[STATED GOAL]:
Print exactly the lines from the one containing "What does this" through the last line of the records below, both included, and nothing else; omit any pictures.

Data entries:
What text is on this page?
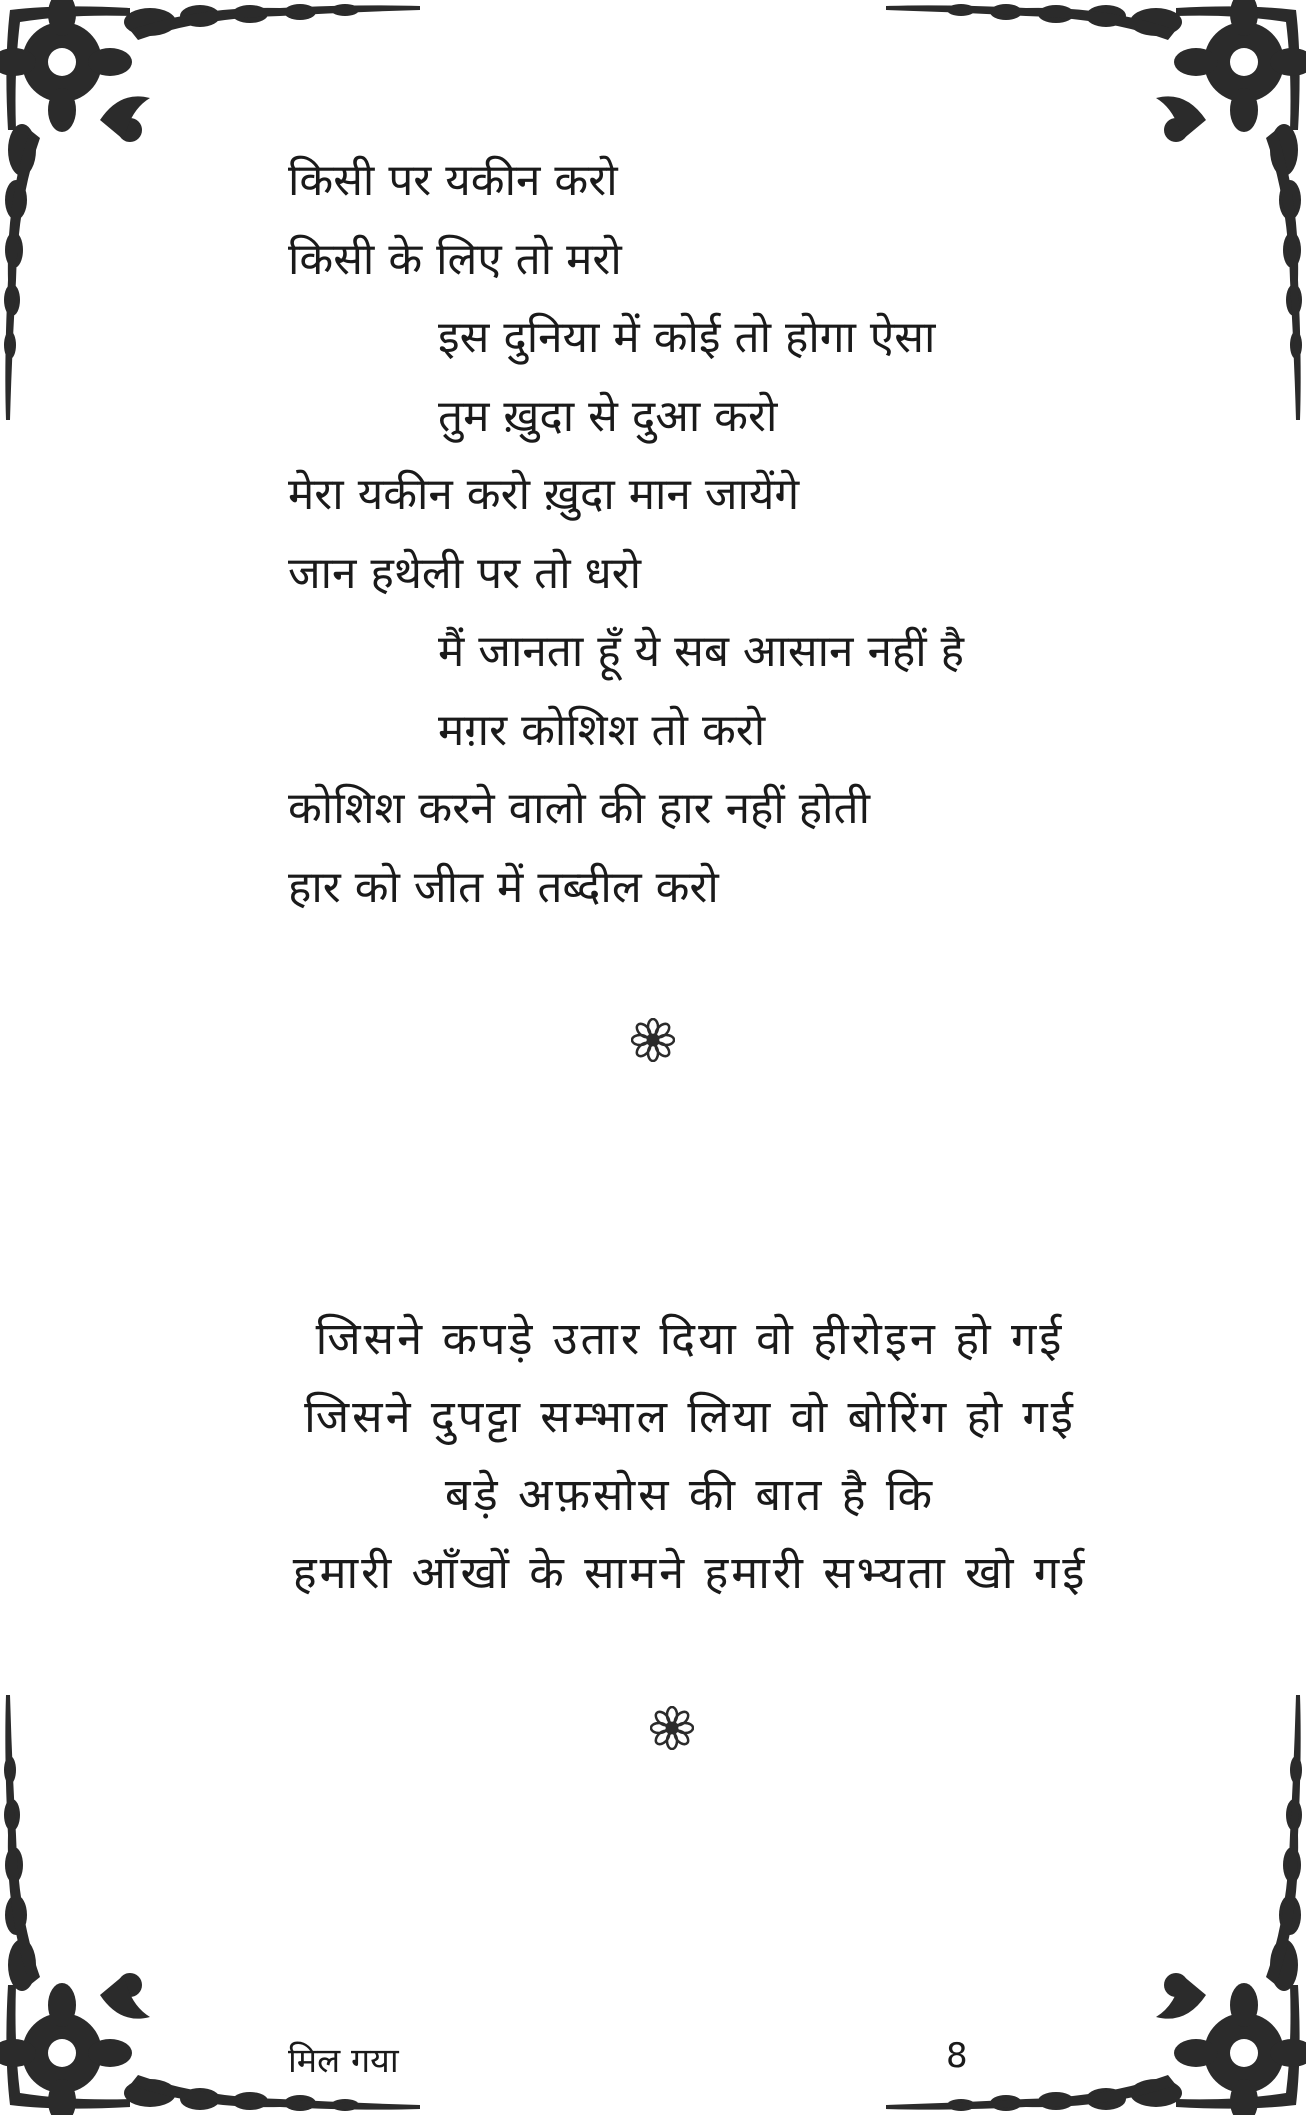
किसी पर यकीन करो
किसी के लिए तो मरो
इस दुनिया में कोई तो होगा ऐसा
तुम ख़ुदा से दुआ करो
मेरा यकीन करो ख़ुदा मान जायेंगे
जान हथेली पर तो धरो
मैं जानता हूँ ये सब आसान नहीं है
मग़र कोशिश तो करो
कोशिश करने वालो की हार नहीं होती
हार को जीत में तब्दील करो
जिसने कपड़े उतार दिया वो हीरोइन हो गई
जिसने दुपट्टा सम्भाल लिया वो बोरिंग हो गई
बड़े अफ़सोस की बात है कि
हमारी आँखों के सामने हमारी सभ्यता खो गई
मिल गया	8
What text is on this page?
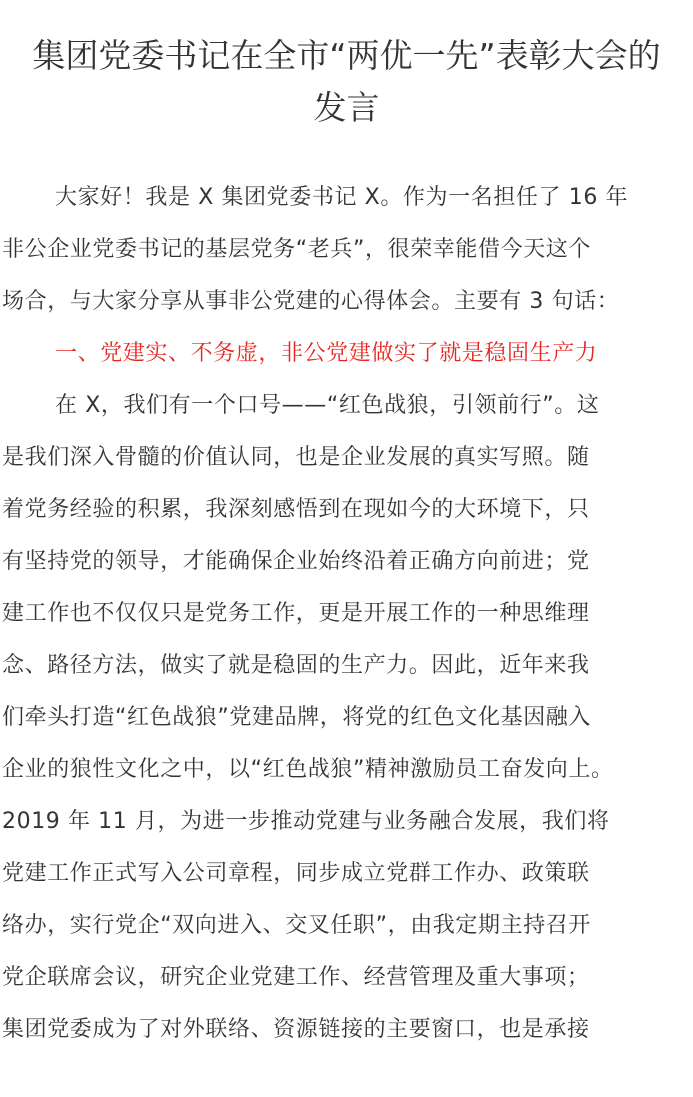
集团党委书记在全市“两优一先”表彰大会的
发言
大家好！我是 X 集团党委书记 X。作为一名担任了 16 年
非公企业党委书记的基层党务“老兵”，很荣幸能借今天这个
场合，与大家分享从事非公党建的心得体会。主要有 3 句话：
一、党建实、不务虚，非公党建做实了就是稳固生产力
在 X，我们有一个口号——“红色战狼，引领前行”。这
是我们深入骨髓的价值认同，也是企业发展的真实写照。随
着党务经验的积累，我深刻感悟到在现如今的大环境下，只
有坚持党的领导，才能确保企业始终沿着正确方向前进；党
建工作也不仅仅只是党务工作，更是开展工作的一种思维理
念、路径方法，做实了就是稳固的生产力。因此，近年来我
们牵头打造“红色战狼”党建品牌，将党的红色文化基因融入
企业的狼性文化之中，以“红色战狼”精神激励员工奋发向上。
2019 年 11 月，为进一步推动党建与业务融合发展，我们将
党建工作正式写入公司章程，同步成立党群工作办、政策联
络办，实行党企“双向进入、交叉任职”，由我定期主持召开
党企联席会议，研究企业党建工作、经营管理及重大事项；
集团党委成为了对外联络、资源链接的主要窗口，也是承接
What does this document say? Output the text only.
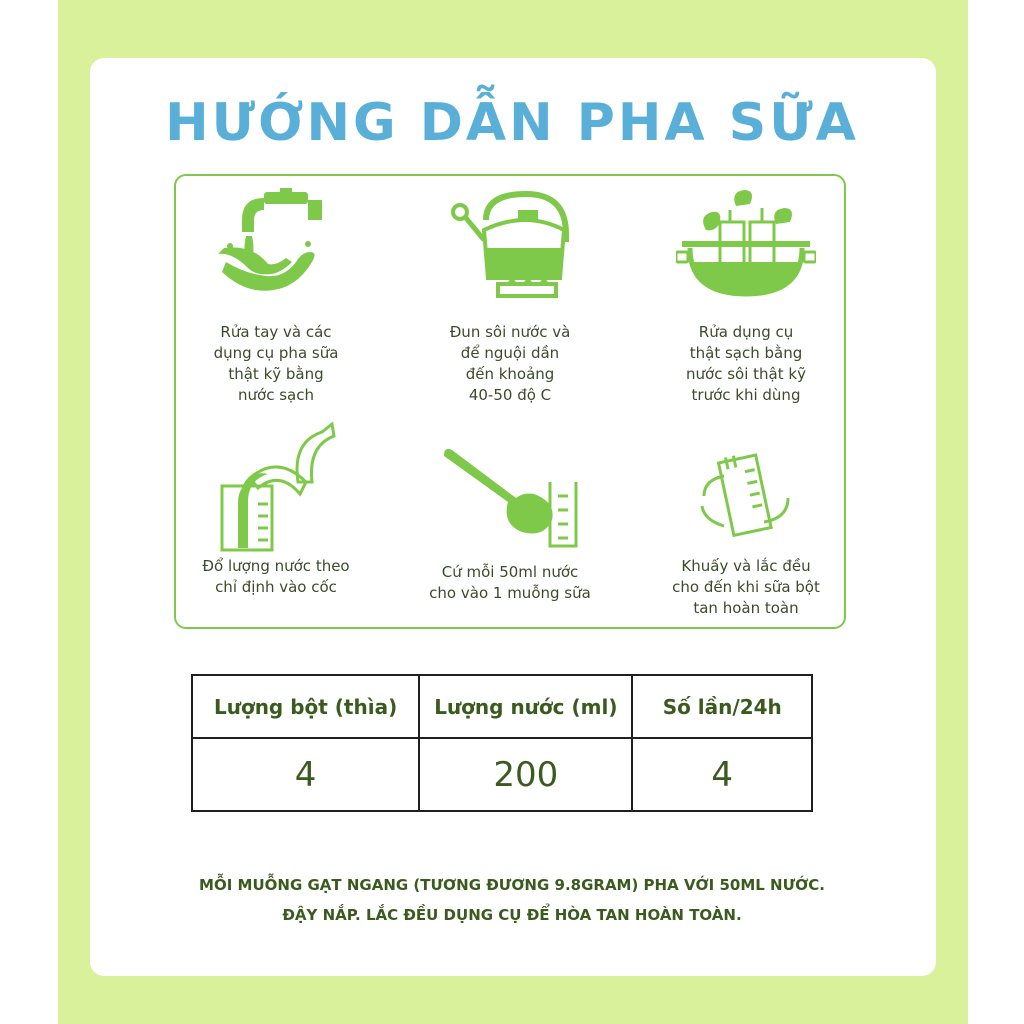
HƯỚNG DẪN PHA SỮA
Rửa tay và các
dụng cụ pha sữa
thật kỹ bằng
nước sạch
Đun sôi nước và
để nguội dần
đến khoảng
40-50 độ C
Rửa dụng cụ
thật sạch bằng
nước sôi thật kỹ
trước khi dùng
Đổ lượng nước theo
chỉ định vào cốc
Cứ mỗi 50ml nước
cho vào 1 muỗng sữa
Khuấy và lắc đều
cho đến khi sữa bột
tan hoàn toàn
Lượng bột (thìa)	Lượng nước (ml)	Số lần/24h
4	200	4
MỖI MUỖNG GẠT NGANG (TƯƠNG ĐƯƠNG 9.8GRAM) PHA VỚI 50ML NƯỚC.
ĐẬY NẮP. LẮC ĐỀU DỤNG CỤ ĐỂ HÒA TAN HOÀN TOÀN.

[CORRECT ANSWER]:
What does this document say? Output the text only.
HƯỚNG DẪN PHA SỮA
Rửa tay và các
dụng cụ pha sữa
thật kỹ bằng
nước sạch
Đun sôi nước và
để nguội dần
đến khoảng
40-50 độ C
Rửa dụng cụ
thật sạch bằng
nước sôi thật kỹ
trước khi dùng
Đổ lượng nước theo
chỉ định vào cốc
Cứ mỗi 50ml nước
cho vào 1 muỗng sữa
Khuấy và lắc đều
cho đến khi sữa bột
tan hoàn toàn
Lượng bột (thìa)	Lượng nước (ml)	Số lần/24h
4	200	4
MỖI MUỖNG GẠT NGANG (TƯƠNG ĐƯƠNG 9.8GRAM) PHA VỚI 50ML NƯỚC.
ĐẬY NẮP. LẮC ĐỀU DỤNG CỤ ĐỂ HÒA TAN HOÀN TOÀN.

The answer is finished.